STORED RECORDS –

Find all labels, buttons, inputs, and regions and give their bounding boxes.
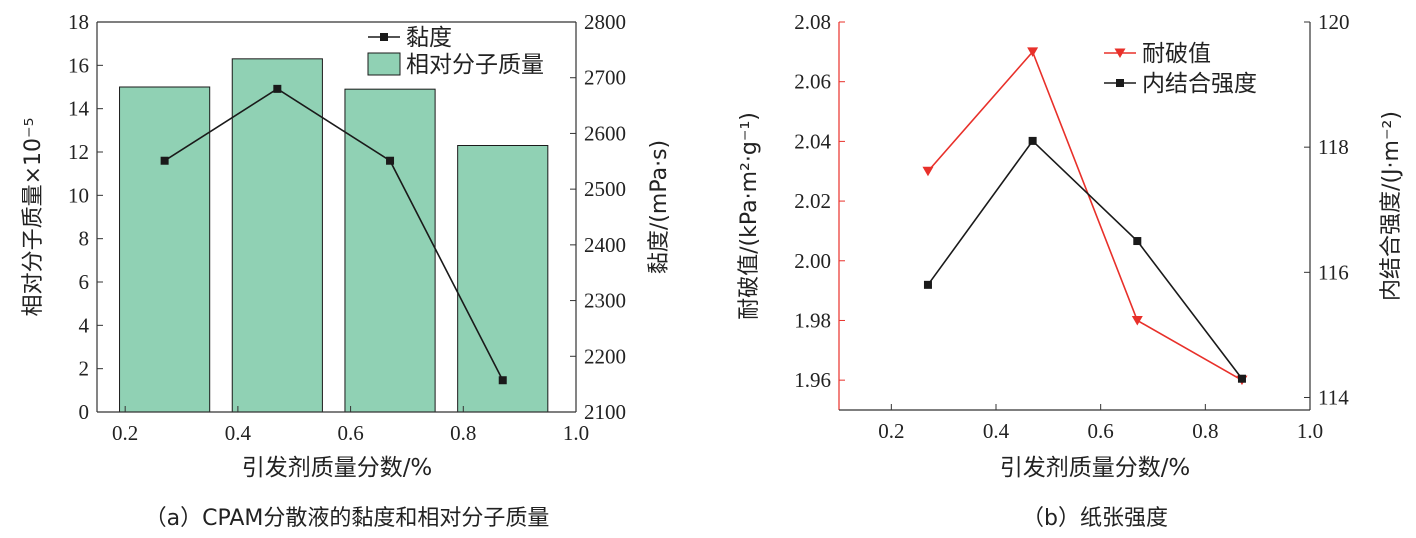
chart-0-y-axis-title: 相对分子质量×10⁻⁵	[21, 118, 46, 317]
chart-0-y-tick-label-9: 18	[68, 10, 89, 34]
chart-0-bar-2	[344, 88, 436, 413]
chart-1-legend-label-0: 耐破值	[1142, 41, 1211, 67]
chart-0-bar-3	[457, 145, 549, 413]
chart-1-x-tick-label-1: 0.4	[983, 419, 1010, 443]
chart-0-y2-axis-title: 黏度/(mPa·s)	[647, 140, 672, 274]
chart-1-legend-marker-0	[1114, 48, 1126, 58]
chart-0-y2-tick-label-2: 2300	[584, 289, 626, 313]
chart-0-caption: （a）CPAM分散液的黏度和相对分子质量	[145, 506, 550, 531]
chart-0-y-tick-label-8: 16	[68, 53, 89, 77]
chart-1-y-tick-label-3: 2.02	[794, 189, 831, 213]
chart-1-series-1-line	[927, 139, 1243, 380]
chart-1-series-0-line	[927, 50, 1243, 381]
chart-0-series-0-point-1	[273, 84, 282, 93]
chart-0-y2-tick-label-6: 2700	[584, 66, 626, 90]
chart-1-y2-axis-title: 内结合强度/(J·m⁻²)	[1379, 111, 1404, 301]
chart-0-bar-0	[119, 86, 211, 413]
chart-1-y-tick-label-0: 1.96	[794, 368, 831, 392]
chart-b: 0.2 0.4 0.6 0.8 1.0 1.96 1.98 2.00 2.02 2.04 2.06 2…	[708, 0, 1416, 534]
chart-1-x-tick-label-2: 0.6	[1088, 419, 1114, 443]
chart-1-y-tick-label-2: 2.00	[794, 249, 831, 273]
chart-0-x-tick-label-1: 0.4	[225, 421, 252, 445]
chart-0-series-0-line	[164, 87, 504, 381]
chart-a-svg: 0.2 0.4 0.6 0.8 1.0 0 2 4 6 8 10 12 14 16 18 2100 2200 23…	[21, 10, 672, 531]
chart-1-series-0-point-0	[922, 166, 934, 177]
chart-0-y-tick-label-2: 4	[79, 313, 90, 337]
chart-1-series-1-point-2	[1133, 237, 1142, 246]
chart-1-y-tick-label-1: 1.98	[794, 308, 831, 332]
chart-0-x-tick-label-4: 1.0	[563, 421, 589, 445]
chart-1-x-tick-label-4: 1.0	[1297, 419, 1323, 443]
chart-0-x-tick-label-2: 0.6	[337, 421, 363, 445]
chart-0-series-0-point-0	[160, 156, 169, 165]
chart-0-y-tick-label-1: 2	[79, 357, 90, 381]
chart-1-caption: （b）纸张强度	[1022, 506, 1168, 531]
chart-1-series-1-point-3	[1237, 374, 1246, 383]
chart-1-legend-marker-1	[1116, 79, 1124, 87]
chart-0-x-axis-title: 引发剂质量分数/%	[242, 455, 433, 481]
chart-0-y2-tick-label-4: 2500	[584, 177, 626, 201]
chart-1-series-0-point-1	[1027, 47, 1039, 57]
chart-a: 0.2 0.4 0.6 0.8 1.0 0 2 4 6 8 10 12 14 16 18 2100 2200 23…	[0, 0, 708, 534]
chart-1-legend-label-1: 内结合强度	[1142, 71, 1257, 97]
chart-1-y2-tick-label-1: 116	[1318, 260, 1349, 284]
chart-1-y-tick-label-4: 2.04	[794, 129, 831, 153]
chart-1-y-tick-label-6: 2.08	[794, 10, 831, 34]
chart-0-legend-swatch-1	[367, 52, 401, 76]
chart-0-legend-marker-0	[380, 33, 388, 41]
chart-0-y2-tick-label-7: 2800	[584, 10, 626, 34]
chart-1-y-axis-title: 耐破值/(kPa·m²·g⁻¹)	[737, 112, 762, 320]
chart-1-x-tick-label-0: 0.2	[878, 419, 904, 443]
chart-1-y-tick-label-5: 2.06	[794, 70, 831, 94]
chart-0-y2-tick-label-3: 2400	[584, 233, 626, 257]
chart-1-series-1-point-1	[1028, 136, 1037, 145]
chart-0-series-0-point-2	[386, 156, 395, 165]
chart-0-bar-1	[231, 58, 323, 413]
chart-0-x-tick-label-3: 0.8	[450, 421, 476, 445]
chart-0-y-tick-label-7: 14	[68, 97, 90, 121]
chart-1-y2-tick-label-3: 120	[1318, 10, 1350, 34]
chart-0-x-tick-label-0: 0.2	[112, 421, 138, 445]
chart-0-y2-tick-label-0: 2100	[584, 400, 626, 424]
chart-b-svg: 0.2 0.4 0.6 0.8 1.0 1.96 1.98 2.00 2.02 2.04 2.06 2…	[737, 10, 1404, 531]
chart-0-y2-tick-label-5: 2600	[584, 121, 626, 145]
chart-0-legend-label-0: 黏度	[406, 25, 452, 51]
chart-0-legend-label-1: 相对分子质量	[406, 52, 544, 78]
chart-0-y-tick-label-0: 0	[79, 400, 90, 424]
chart-0-y2-tick-label-1: 2200	[584, 344, 626, 368]
chart-0-y-tick-label-6: 12	[68, 140, 89, 164]
chart-1-y2-tick-label-2: 118	[1318, 135, 1349, 159]
chart-1-x-axis-title: 引发剂质量分数/%	[1000, 455, 1191, 481]
chart-1-y2-tick-label-0: 114	[1318, 385, 1349, 409]
chart-0-y-tick-label-3: 6	[79, 270, 90, 294]
chart-0-y-tick-label-5: 10	[68, 183, 89, 207]
chart-1-x-tick-label-3: 0.8	[1192, 419, 1218, 443]
chart-1-series-0-point-2	[1131, 315, 1143, 326]
chart-1-series-1-point-0	[923, 280, 932, 289]
chart-0-series-0-point-3	[498, 376, 507, 385]
chart-0-y-tick-label-4: 8	[79, 227, 90, 251]
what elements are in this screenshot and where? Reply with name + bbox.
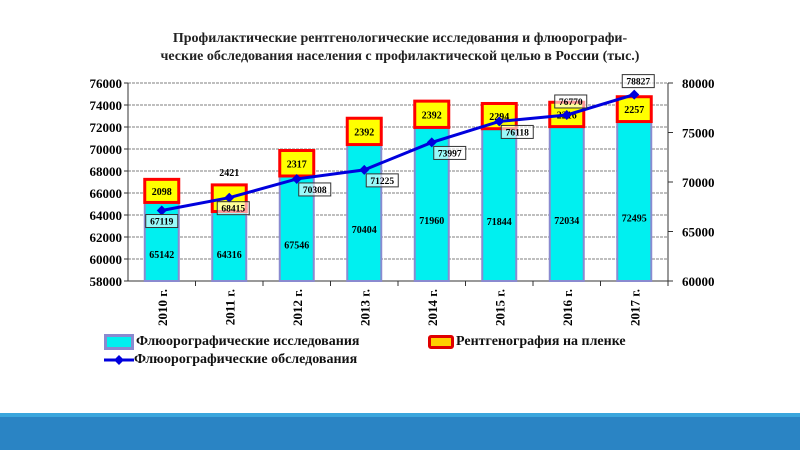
right-tick-label: 60000 <box>682 274 715 289</box>
x-tick-label: 2013 г. <box>357 289 372 326</box>
line-value-box <box>433 145 467 160</box>
bar-value-label: 2421 <box>219 168 239 179</box>
bar-value-label: 2392 <box>354 127 374 138</box>
left-tick-label: 72000 <box>90 120 123 135</box>
line-value-box <box>298 182 332 197</box>
x-tick-label: 2016 г. <box>560 289 575 326</box>
line-point <box>629 89 640 100</box>
line-value-label: 70308 <box>303 186 327 196</box>
legend-swatch-yellow <box>428 335 454 349</box>
chart-title: Профилактические рентгенологические иссл… <box>100 30 700 66</box>
legend-label: Флюорографические обследования <box>134 352 358 367</box>
x-tick-label: 2014 г. <box>425 289 440 326</box>
line-value-box <box>365 173 399 188</box>
line-value-label: 76118 <box>506 128 529 138</box>
x-tick-label: 2017 г. <box>627 289 642 326</box>
line-point <box>291 173 302 184</box>
legend-label: Рентгенография на пленке <box>456 334 626 349</box>
line-value-box <box>554 94 588 109</box>
bar-fluoro-research <box>616 120 653 283</box>
bar-fluoro-research <box>481 127 518 282</box>
line-point <box>426 137 437 148</box>
bar-film-radiography <box>615 95 653 124</box>
line-point <box>494 116 505 127</box>
line-point <box>561 109 572 120</box>
legend-item-fluoro-research: Флюорографические исследования <box>104 334 359 350</box>
legend-swatch-cyan <box>104 334 134 350</box>
bar-value-label: 71960 <box>419 216 444 227</box>
line-value-box <box>216 201 250 216</box>
right-tick-label: 70000 <box>682 175 715 190</box>
x-tick-label: 2011 г. <box>222 289 237 325</box>
legend-line-marker-icon <box>104 355 134 365</box>
line-point <box>156 205 167 216</box>
legend-item-film-radiography: Рентгенография на пленке <box>428 334 626 350</box>
line-point <box>224 192 235 203</box>
left-tick-label: 70000 <box>90 142 123 157</box>
x-tick-label: 2010 г. <box>155 289 170 326</box>
bar-value-label: 71844 <box>487 217 512 228</box>
legend-label: Флюорографические исследования <box>136 334 360 349</box>
line-value-label: 76770 <box>559 98 583 108</box>
bar-value-label: 72495 <box>622 213 647 224</box>
bar-value-label: 72034 <box>554 216 579 227</box>
x-tick-label: 2015 г. <box>492 289 507 326</box>
left-tick-label: 68000 <box>90 164 123 179</box>
right-tick-label: 75000 <box>682 126 715 141</box>
legend-item-fluoro-exams: Флюорографические обследования <box>104 352 357 368</box>
line-value-label: 73997 <box>438 149 462 159</box>
bar-fluoro-research <box>548 125 585 282</box>
footer-band <box>0 417 800 450</box>
right-tick-label: 65000 <box>682 225 715 240</box>
bar-film-radiography <box>345 116 383 147</box>
left-tick-label: 62000 <box>90 230 123 245</box>
bar-value-label: 2098 <box>152 187 172 198</box>
right-tick-label: 80000 <box>682 76 715 91</box>
x-tick-label: 2012 г. <box>290 289 305 326</box>
footer-accent-line <box>0 413 800 417</box>
line-value-label: 71225 <box>370 177 394 187</box>
line-value-box <box>500 124 534 139</box>
bar-value-label: 2392 <box>422 110 442 121</box>
line-value-label: 78827 <box>626 78 650 88</box>
chart-title-line-1: Профилактические рентгенологические иссл… <box>172 31 628 46</box>
left-tick-label: 58000 <box>90 274 123 289</box>
left-tick-label: 66000 <box>90 186 123 201</box>
bar-value-label: 67546 <box>284 240 309 251</box>
line-value-box <box>621 74 655 89</box>
left-tick-label: 76000 <box>90 76 123 91</box>
bar-film-radiography <box>143 177 181 204</box>
line-value-label: 68415 <box>221 205 245 215</box>
line-point <box>359 164 370 175</box>
bar-fluoro-research <box>211 210 248 282</box>
bar-value-label: 2317 <box>287 159 307 170</box>
series-line-fluoro-exams <box>161 93 635 212</box>
bar-value-label: 70404 <box>352 225 377 236</box>
left-tick-label: 64000 <box>90 208 123 223</box>
bar-value-label: 65142 <box>149 250 174 261</box>
bar-fluoro-research <box>413 126 450 282</box>
bar-film-radiography <box>278 149 316 178</box>
bar-film-radiography <box>413 99 451 129</box>
chart-title-line-2: ческие обследования населения с профилак… <box>160 49 640 64</box>
line-value-box <box>145 214 179 229</box>
left-tick-label: 60000 <box>90 252 123 267</box>
bar-value-label: 2257 <box>624 105 644 116</box>
left-tick-label: 74000 <box>90 98 123 113</box>
line-value-label: 67119 <box>150 218 173 228</box>
bar-value-label: 64316 <box>217 250 242 261</box>
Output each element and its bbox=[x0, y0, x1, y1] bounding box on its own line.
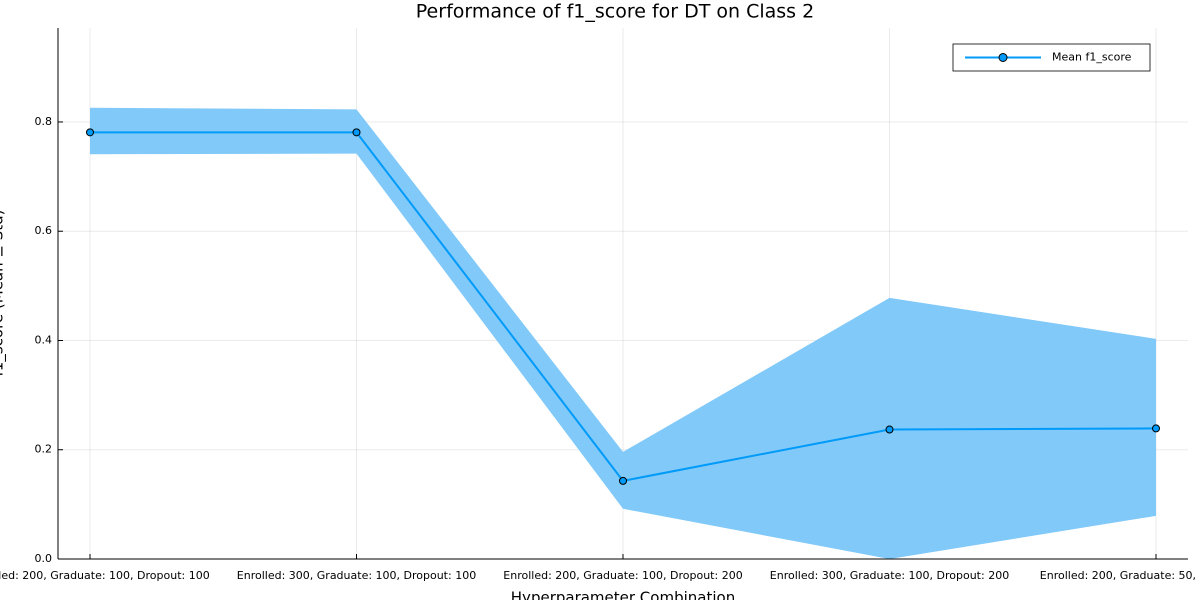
point bbox=[86, 128, 94, 137]
point bbox=[885, 425, 894, 434]
y-tick-label: 0.4 bbox=[35, 333, 53, 346]
point bbox=[352, 128, 361, 137]
x-tick-label: Enrolled: 300, Graduate: 100, Dropout: 2… bbox=[770, 569, 1009, 582]
x-tick-label: Enrolled: 200, Graduate: 50, Dropout: 20… bbox=[1040, 569, 1200, 582]
x-axis-label: Hyperparameter Combination bbox=[511, 589, 735, 600]
point bbox=[1152, 424, 1160, 433]
x-tick-label: Enrolled: 200, Graduate: 100, Dropout: 2… bbox=[503, 569, 742, 582]
point bbox=[619, 476, 627, 485]
x-tick-label: Enrolled: 200, Graduate: 100, Dropout: 1… bbox=[0, 569, 210, 582]
y-tick-label: 0.6 bbox=[35, 224, 53, 237]
legend-marker bbox=[998, 53, 1008, 62]
std-band bbox=[90, 107, 1156, 559]
chart-title: Performance of f1_score for DT on Class … bbox=[416, 1, 814, 23]
y-tick-label: 0.8 bbox=[35, 115, 53, 128]
y-tick-label: 0.2 bbox=[35, 443, 53, 456]
y-axis-label: f1_score (Mean ± Std) bbox=[0, 210, 8, 377]
legend-label: Mean f1_score bbox=[1052, 51, 1132, 64]
y-tick-label: 0.0 bbox=[35, 552, 53, 565]
x-tick-label: Enrolled: 300, Graduate: 100, Dropout: 1… bbox=[237, 569, 476, 582]
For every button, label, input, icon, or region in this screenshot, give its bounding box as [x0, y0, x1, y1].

EXERCISE –
Starting at the line that contains "118, 46, 317]" and ending at the line that contains "189, 831, 213]", write out those lines again with "y-tick-label" switched to "y-axis-tick" and nothing else altered.

WORKED ANSWER –
chart-0-y-axis-title: 相对分子质量×10⁻⁵	[21, 118, 46, 317]
chart-0-y-axis-tick-9: 18	[68, 10, 89, 34]
chart-0-bar-2	[344, 88, 436, 413]
chart-1-legend-label-0: 耐破值	[1142, 41, 1211, 67]
chart-0-bar-3	[457, 145, 549, 413]
chart-1-x-tick-label-1: 0.4	[983, 419, 1010, 443]
chart-0-y2-axis-title: 黏度/(mPa·s)	[647, 140, 672, 274]
chart-1-legend-marker-0	[1114, 48, 1126, 58]
chart-0-y2-tick-label-2: 2300	[584, 289, 626, 313]
chart-0-caption: （a）CPAM分散液的黏度和相对分子质量	[145, 506, 550, 531]
chart-0-y-axis-tick-8: 16	[68, 53, 89, 77]
chart-1-y-axis-tick-3: 2.02	[794, 189, 831, 213]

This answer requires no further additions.